• Source records

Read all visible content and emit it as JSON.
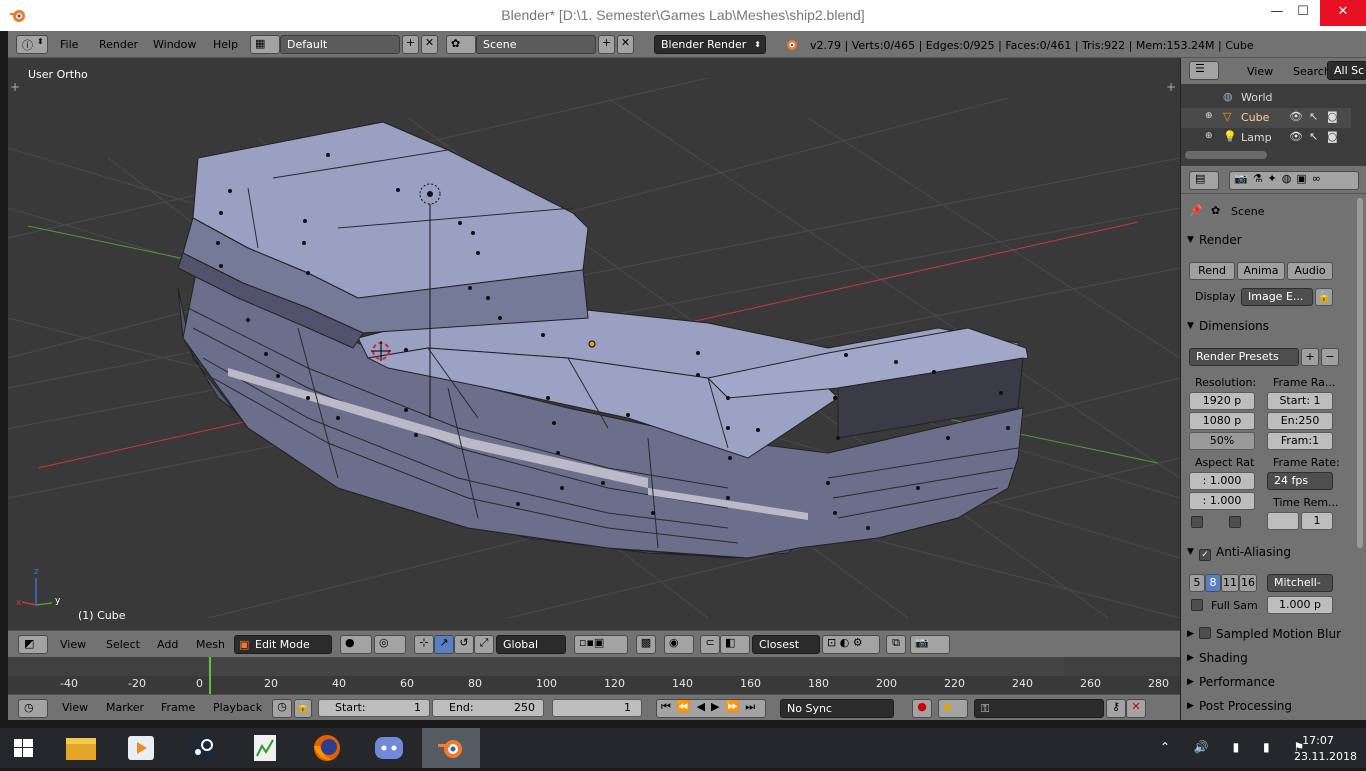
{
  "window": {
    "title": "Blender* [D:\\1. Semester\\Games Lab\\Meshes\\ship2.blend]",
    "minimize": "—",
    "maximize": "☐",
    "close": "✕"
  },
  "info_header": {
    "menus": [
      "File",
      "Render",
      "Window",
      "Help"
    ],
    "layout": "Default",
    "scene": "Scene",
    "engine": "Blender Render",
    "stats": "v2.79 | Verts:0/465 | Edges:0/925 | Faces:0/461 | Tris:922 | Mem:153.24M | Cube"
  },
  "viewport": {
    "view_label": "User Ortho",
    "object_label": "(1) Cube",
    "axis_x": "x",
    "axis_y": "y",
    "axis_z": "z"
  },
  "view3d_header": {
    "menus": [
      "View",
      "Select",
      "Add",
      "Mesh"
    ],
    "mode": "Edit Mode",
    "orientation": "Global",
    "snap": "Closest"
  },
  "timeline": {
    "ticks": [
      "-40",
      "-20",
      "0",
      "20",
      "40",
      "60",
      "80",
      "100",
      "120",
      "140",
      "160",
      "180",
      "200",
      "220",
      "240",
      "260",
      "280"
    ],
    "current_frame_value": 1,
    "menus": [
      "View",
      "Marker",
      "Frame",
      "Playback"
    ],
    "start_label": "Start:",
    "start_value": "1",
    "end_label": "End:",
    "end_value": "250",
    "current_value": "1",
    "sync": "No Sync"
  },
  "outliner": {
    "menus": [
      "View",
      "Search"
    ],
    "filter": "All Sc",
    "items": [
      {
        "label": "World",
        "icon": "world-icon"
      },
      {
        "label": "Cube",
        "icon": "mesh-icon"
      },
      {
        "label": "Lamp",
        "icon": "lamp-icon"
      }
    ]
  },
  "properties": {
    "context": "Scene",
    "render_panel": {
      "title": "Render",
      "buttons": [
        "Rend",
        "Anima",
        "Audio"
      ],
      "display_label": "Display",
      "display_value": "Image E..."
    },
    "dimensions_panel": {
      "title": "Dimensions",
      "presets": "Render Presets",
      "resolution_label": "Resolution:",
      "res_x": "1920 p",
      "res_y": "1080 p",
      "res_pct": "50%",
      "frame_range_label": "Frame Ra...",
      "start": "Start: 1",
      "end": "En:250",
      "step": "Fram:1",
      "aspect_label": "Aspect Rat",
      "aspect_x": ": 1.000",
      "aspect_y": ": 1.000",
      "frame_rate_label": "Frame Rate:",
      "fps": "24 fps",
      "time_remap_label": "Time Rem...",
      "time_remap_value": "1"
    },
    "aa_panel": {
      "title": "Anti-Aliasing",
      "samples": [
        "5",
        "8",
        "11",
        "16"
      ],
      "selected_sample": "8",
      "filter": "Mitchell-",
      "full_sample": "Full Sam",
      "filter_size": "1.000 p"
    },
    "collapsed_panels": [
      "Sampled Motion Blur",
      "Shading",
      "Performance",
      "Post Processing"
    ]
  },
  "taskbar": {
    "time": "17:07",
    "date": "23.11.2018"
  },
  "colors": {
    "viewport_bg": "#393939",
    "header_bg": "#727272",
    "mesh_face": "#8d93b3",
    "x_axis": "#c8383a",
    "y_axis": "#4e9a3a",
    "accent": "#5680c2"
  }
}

• Task details
Within the entries above, report how many lines include "title", and keep the answer to the number.

• Answer to the task
4